Жестокая память. Нацистский рейх в восприятии немцев второй половины XX и начала XXI века - Борозняк Александр Иванович. Страница 17
«Фашизм, — писал в 1993 г. один из лучших в ГДР специалистов по новейшей истории Германии Вольфганг Руге, — был сведен к единственному общему знаменателю — к империализму, который был и причиной его появления на свет, и подстрекателем всех его преступлений… Наша ошибка состояла не в том, что мы концентрировали свои усилия на взаимосвязях, которые, с нашей точки зрения, имели решающее значение. Ошибка заключалась в том, что все иные подходы разоблачались как антинаучные, а лежащие на поверхности факты игнорировались, именовались фальшивками, в лучшем случае — ошибочными интерпретациями неоспоримых источников» [225].
Манфред Вайсбеккер, выдающийся исследователь истории германских политических партий, отмечал, что искусственная, статичная конструкция, претендующая на уровень непререкаемой истины, «не может служить достаточной основой для комплексного изучения корней и форм проявления фашизма», поскольку она «дает объяснение только самым общим чертам фашистского режима, оставляя в тени его конкретные проявления, его развитие, его структуры, действия индивидуумов в этих процессах» [226].
Односторонность, заданность политико-идеологических установок нанесли непоправимый ущерб и исторической науке, и массовому историческому сознанию ГДР. В популярных публикациях, в школьных учебниках нацистская диктатура неизменно характеризовалась как «власть пособников и агентов монополий», а Гитлер привычно именовался «послушным инструментом в руках германских концернов».
Немецко-американский историк Конрад Ярауш заметил, что господствовавшая в ГДР концепция фашизма являлась «волшебной формулой в политической борьбе» и фактором «морального значения», поскольку она «освобождала большинство населения от ответственности за поддержку нацистов» [227].
Через несколько месяцев после окончания войны Вальтер Марков писал: «Надо способствовать тому, чтобы во всех немецких университетах утвердилась свободная конкуренция научных теорий». И далее: «Не имеет никакого смысла противопоставлять-друг другу буржуазные представления об истории, ведущие свое начало от идей либерализма, и обоснованный Марксом исторический материализм. У обоих есть шанс. Пусть они докажут, кто сможет лучше проделать сложную работу» [228]. Однако этот призыв оказался несбыточной мечтой. В 1951 г. Маркова исключили из партии (но оставили на работе в Лейпцигском университете) [229].

■ ■ ■ ■

* **Задание**: Напишите продолжение исходного текста о трактовке фашизма в историографии ГДР, начав сразу после последнего предложения.

* **Сохранённые данные**:
■ ■ ■ ■

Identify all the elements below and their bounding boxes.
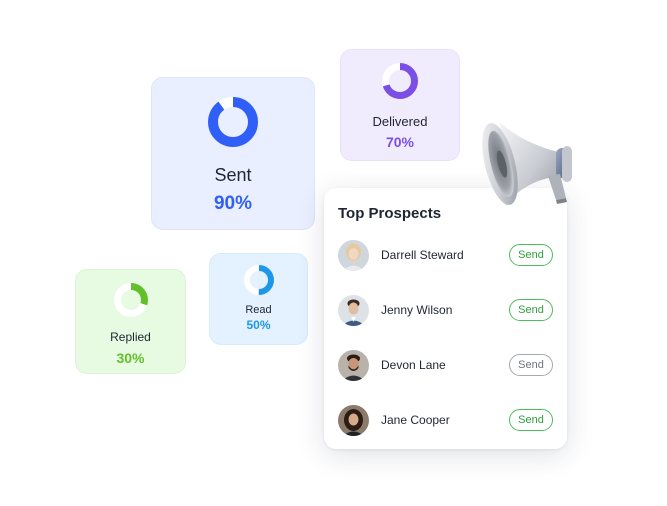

■ ■ ■ ■

* **Готовое решение**:
В документах III съезда Социалистической единой партии Германии, проходившего в июле 1950 г., марксизм-ленинизм объявлялся единственной основой исторической науки ГДР. Подобная формулировка была повторена в решении пленума ЦК СЕПГ (октябрь 1951 г.) и в специальной резолюции политбюро ЦК «Совершенствование изучения и преподавания исторической науки ГДР» (июль 1955 г.). В этом документе содержалось утверждение: «В противоположность Германской Демократической Республике, где развивается новая, тесно связанная с народом, миролюбивая и патриотическая историческая наука, в последний период, связанный с возрождением германского империализма, в западногерманской историографии господствуют антинациональные, враждебные народу и миру воззрения и силы» [230]. Ни о каком плюрализме в подходах к изучению истории Германии в целом и истории Третьего рейха в частности не могло быть и речи.
В доверительном разговоре с историками (декабрь 1958 г.) Вальтер Ульбрихт нарисовал донельзя упрощенную картину: «Аденауэр вызвал к себе всех историков и объяснил им, что они должны доказать необходимость европейской интеграции и ведущей роли Западной Германии в НАТО. И они выпускают публикации — такие, какие им сказано. Начиная с Риттера и заканчивая последним сельским учителем… Вся западногерманская историография служит осуществлению этой задачи. Существует единое политико-идеологическое руководство историческими исследованиями» [231]. Верил ли Ульбрихт тому, что он утверждал?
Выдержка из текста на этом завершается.